PROBLEM -
Starting at the line of the data below that has "point xyxy=(763,428,777,442)" and stopping after the line that has "y-tick-label: 70 xyxy=(71,287,101,316)", write out only those lines again with "y-tick-label" swapped for "y-axis-tick-label" and nothing else altered.

☆ ☆ ☆ ☆ ☆ ☆ ☆

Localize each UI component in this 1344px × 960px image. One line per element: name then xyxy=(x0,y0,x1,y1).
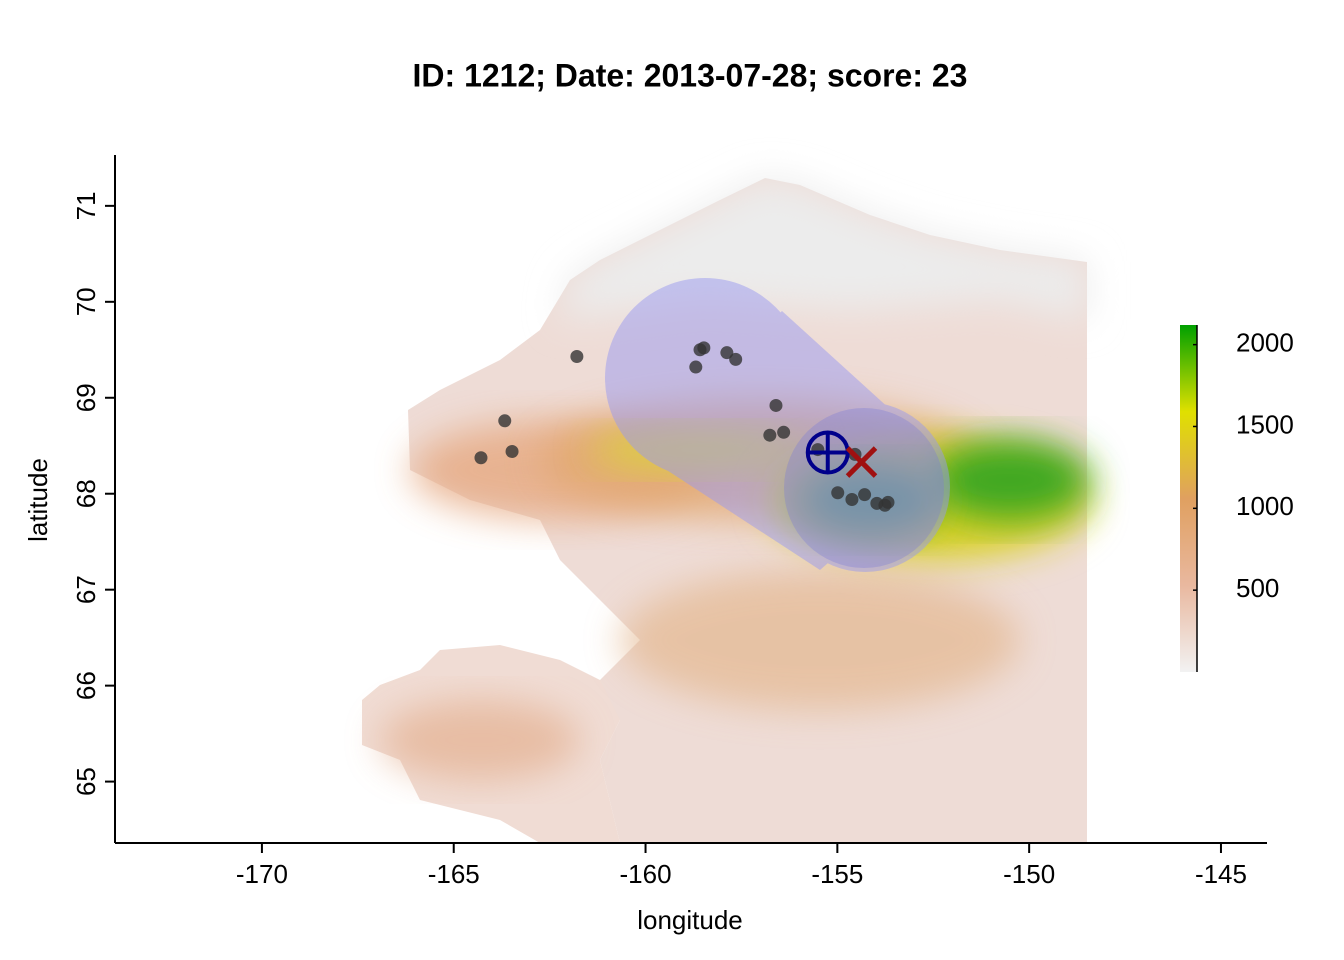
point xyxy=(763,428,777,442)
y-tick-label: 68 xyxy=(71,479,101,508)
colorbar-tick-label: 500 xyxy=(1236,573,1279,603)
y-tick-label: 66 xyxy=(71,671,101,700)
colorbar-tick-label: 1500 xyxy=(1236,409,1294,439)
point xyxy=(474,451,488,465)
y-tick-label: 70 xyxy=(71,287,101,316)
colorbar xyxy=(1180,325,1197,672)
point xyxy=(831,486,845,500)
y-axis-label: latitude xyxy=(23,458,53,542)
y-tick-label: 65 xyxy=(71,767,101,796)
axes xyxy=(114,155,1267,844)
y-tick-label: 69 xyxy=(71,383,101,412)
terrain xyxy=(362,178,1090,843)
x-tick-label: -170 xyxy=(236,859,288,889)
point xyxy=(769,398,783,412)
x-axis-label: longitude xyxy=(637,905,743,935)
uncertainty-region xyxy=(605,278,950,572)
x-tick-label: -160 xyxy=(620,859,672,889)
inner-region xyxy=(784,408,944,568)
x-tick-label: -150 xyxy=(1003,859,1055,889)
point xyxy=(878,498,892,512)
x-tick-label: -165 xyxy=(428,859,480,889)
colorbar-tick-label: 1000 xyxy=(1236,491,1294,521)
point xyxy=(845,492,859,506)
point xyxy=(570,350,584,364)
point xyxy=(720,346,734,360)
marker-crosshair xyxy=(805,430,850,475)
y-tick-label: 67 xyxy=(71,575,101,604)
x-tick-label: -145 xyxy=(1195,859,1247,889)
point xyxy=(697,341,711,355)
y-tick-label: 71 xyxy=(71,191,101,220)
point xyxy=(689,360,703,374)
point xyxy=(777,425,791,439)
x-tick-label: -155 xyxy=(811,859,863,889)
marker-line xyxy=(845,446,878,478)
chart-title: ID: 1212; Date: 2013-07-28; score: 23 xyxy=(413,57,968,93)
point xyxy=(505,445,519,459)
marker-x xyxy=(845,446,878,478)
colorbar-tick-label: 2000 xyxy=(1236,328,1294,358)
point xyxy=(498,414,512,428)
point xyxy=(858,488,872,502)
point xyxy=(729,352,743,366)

☆ ☆ ☆ ☆ ☆ ☆ ☆

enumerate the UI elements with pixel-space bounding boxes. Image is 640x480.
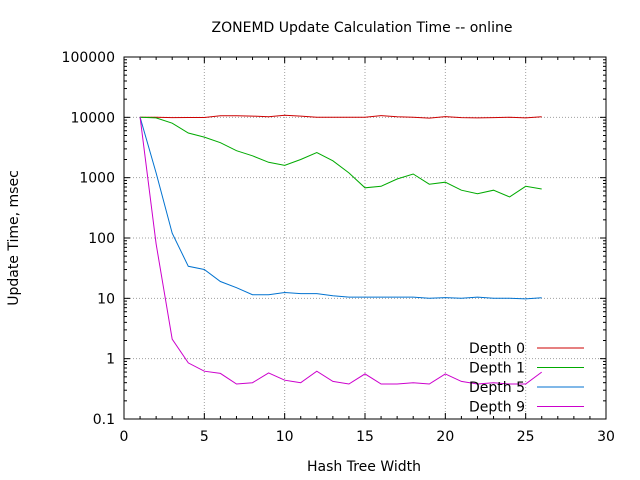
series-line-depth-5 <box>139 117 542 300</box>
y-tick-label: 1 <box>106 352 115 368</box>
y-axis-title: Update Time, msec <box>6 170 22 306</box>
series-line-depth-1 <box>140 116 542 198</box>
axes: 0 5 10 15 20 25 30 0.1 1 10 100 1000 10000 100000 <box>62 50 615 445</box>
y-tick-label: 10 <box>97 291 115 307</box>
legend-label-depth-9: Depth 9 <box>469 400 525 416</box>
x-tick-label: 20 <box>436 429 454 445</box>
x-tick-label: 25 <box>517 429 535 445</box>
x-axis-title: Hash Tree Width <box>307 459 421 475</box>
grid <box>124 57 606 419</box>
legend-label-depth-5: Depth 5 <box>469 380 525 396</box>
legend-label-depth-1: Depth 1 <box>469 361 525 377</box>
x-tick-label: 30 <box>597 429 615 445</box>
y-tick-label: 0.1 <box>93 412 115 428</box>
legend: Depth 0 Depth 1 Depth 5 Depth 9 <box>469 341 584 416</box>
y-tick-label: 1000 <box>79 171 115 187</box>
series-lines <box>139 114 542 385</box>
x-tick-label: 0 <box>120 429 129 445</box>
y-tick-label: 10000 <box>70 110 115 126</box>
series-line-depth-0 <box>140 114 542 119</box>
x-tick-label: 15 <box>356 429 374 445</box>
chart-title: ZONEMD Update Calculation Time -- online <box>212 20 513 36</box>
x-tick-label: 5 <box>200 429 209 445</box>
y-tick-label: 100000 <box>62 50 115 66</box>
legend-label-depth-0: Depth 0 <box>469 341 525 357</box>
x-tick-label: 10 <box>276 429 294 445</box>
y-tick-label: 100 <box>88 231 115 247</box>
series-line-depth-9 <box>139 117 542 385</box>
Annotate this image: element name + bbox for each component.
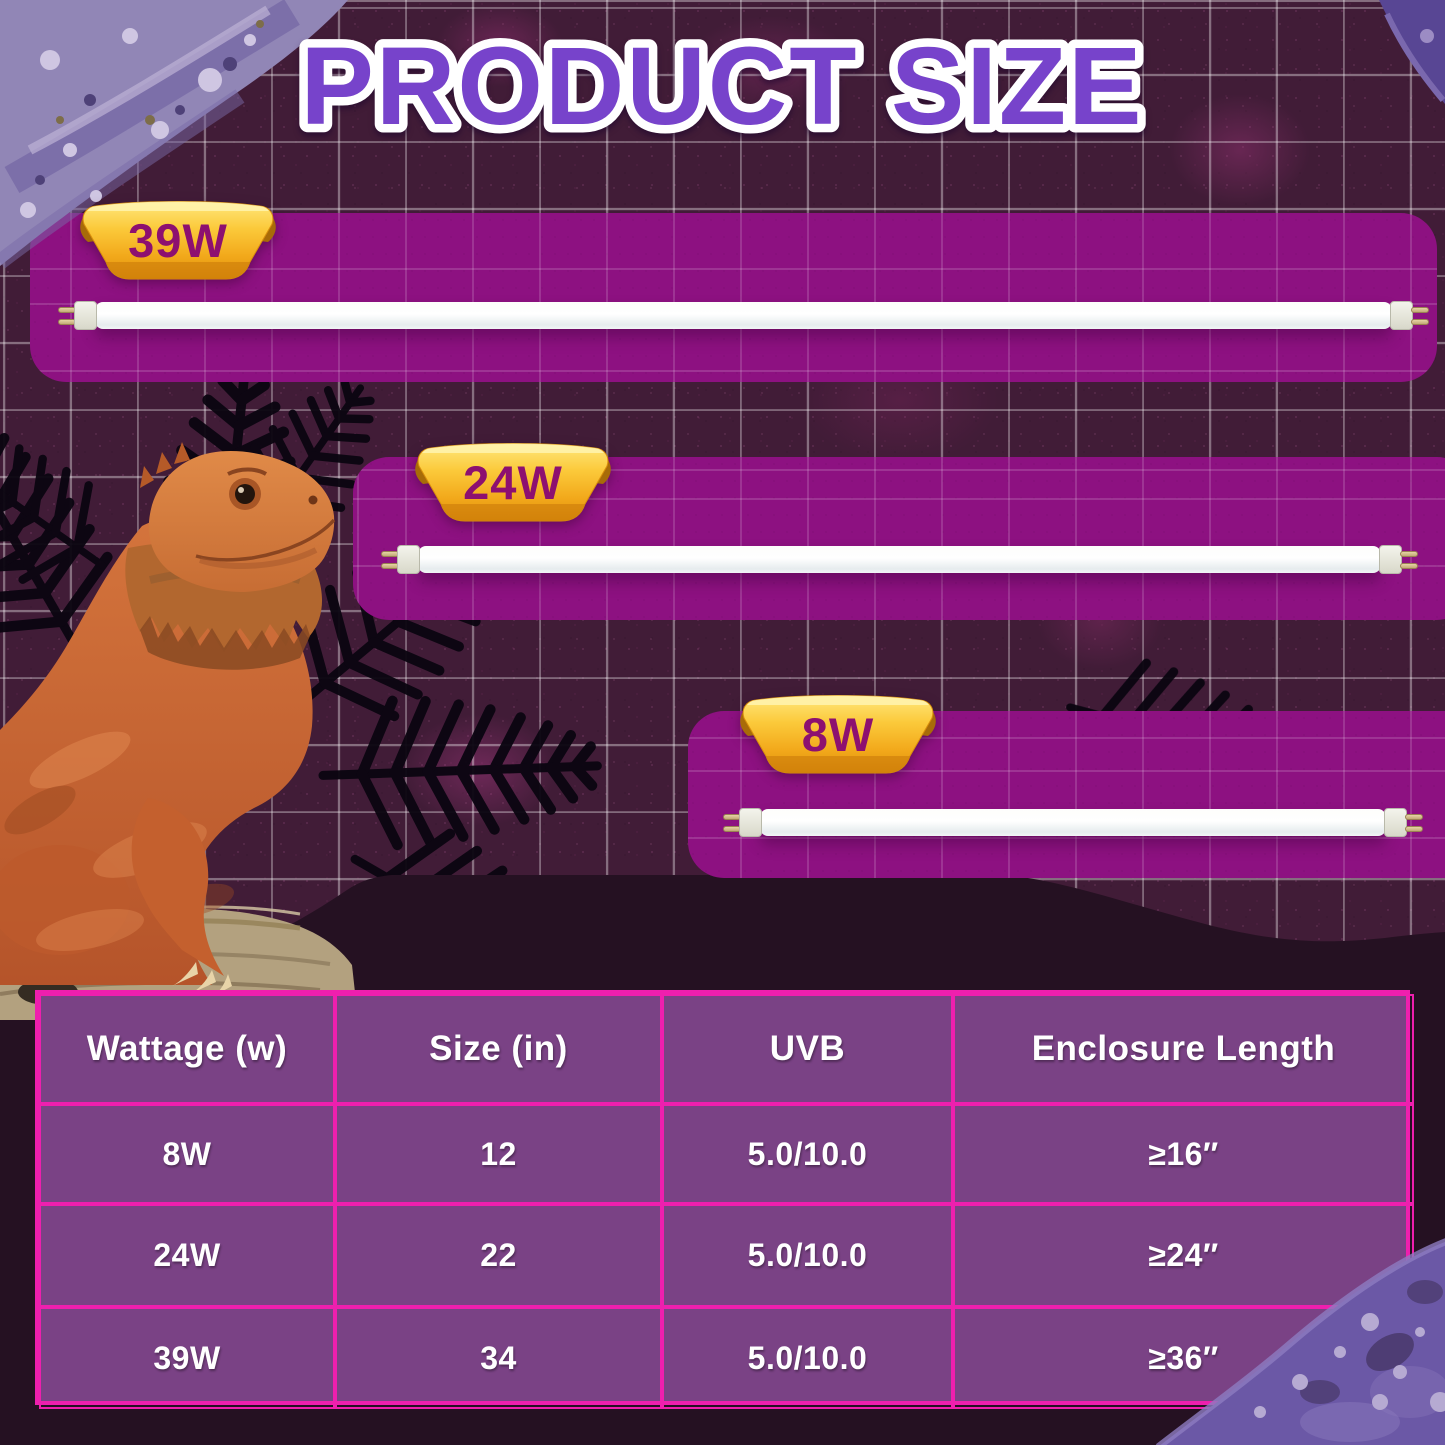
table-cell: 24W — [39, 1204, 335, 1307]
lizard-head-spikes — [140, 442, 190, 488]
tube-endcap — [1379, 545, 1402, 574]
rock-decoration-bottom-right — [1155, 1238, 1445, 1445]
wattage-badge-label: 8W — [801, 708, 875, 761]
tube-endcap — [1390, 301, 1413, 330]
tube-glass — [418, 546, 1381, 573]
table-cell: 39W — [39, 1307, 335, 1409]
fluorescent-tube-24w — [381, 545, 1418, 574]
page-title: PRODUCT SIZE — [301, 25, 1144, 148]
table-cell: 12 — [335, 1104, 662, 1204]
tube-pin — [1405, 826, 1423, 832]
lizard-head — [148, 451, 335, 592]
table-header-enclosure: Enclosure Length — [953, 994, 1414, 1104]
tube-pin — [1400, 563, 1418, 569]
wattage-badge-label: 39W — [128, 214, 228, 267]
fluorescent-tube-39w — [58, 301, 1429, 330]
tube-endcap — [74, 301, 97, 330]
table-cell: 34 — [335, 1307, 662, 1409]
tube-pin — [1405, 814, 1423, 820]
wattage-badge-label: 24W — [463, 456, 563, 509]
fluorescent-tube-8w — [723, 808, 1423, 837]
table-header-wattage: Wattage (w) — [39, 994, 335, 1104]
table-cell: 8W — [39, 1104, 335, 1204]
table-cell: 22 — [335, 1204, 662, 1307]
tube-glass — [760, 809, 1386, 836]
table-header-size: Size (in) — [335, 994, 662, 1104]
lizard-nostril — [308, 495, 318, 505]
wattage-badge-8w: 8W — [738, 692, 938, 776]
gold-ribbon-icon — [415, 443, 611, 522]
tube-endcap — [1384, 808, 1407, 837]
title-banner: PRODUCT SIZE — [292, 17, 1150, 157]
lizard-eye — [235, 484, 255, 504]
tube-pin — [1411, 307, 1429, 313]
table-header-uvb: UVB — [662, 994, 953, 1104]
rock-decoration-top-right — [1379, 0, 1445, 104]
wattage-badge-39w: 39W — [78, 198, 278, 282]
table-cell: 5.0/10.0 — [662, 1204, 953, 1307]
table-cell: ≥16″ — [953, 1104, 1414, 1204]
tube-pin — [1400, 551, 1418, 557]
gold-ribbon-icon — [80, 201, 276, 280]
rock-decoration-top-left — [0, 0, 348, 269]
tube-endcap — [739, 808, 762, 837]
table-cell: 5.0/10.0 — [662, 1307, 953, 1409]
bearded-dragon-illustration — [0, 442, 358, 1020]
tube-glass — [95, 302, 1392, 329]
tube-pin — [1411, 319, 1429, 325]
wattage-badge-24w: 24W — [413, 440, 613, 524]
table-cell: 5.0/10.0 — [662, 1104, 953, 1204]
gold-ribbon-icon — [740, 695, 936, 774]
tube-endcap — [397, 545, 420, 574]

☆ ☆ ☆ ☆ ☆ ☆ ☆

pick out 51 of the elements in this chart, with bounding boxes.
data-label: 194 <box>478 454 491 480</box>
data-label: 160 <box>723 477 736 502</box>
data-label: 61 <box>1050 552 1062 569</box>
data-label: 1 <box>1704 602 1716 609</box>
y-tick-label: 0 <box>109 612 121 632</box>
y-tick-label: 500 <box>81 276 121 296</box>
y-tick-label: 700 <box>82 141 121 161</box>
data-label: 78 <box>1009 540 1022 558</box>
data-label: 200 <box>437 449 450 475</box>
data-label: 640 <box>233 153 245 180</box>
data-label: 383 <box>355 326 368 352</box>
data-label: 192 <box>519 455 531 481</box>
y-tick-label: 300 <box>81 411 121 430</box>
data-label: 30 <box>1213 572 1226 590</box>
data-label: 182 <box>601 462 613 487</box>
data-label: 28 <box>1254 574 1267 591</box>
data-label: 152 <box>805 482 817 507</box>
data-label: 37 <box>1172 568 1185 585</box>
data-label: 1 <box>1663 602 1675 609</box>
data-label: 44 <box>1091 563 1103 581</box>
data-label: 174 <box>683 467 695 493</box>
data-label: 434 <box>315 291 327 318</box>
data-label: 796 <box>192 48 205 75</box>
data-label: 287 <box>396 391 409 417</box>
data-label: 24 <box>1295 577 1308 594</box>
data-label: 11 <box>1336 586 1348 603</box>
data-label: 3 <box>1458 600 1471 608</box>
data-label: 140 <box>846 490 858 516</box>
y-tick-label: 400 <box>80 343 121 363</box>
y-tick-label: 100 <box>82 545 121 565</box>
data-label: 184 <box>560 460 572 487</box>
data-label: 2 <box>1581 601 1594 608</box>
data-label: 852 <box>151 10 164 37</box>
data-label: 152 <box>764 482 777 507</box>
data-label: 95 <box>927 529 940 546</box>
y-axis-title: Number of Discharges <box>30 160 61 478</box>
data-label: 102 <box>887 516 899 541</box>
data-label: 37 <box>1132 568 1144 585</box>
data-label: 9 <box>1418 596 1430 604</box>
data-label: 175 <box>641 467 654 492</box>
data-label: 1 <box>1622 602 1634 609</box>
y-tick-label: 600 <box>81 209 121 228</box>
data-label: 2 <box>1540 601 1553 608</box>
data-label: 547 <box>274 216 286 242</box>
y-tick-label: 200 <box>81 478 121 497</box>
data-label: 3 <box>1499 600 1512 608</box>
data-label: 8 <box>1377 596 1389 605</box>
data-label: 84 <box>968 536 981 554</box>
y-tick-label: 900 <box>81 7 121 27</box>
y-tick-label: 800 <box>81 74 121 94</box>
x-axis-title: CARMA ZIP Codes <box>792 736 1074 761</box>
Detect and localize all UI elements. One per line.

☆ ☆ ☆ ☆ ☆ ☆ ☆

REPLY -
point xyxy=(763,428,777,442)
y-axis-tick-label: 68 xyxy=(71,479,101,508)
colorbar-tick-label: 500 xyxy=(1236,573,1279,603)
y-axis-tick-label: 66 xyxy=(71,671,101,700)
colorbar-tick-label: 1500 xyxy=(1236,409,1294,439)
point xyxy=(474,451,488,465)
y-axis-tick-label: 70 xyxy=(71,287,101,316)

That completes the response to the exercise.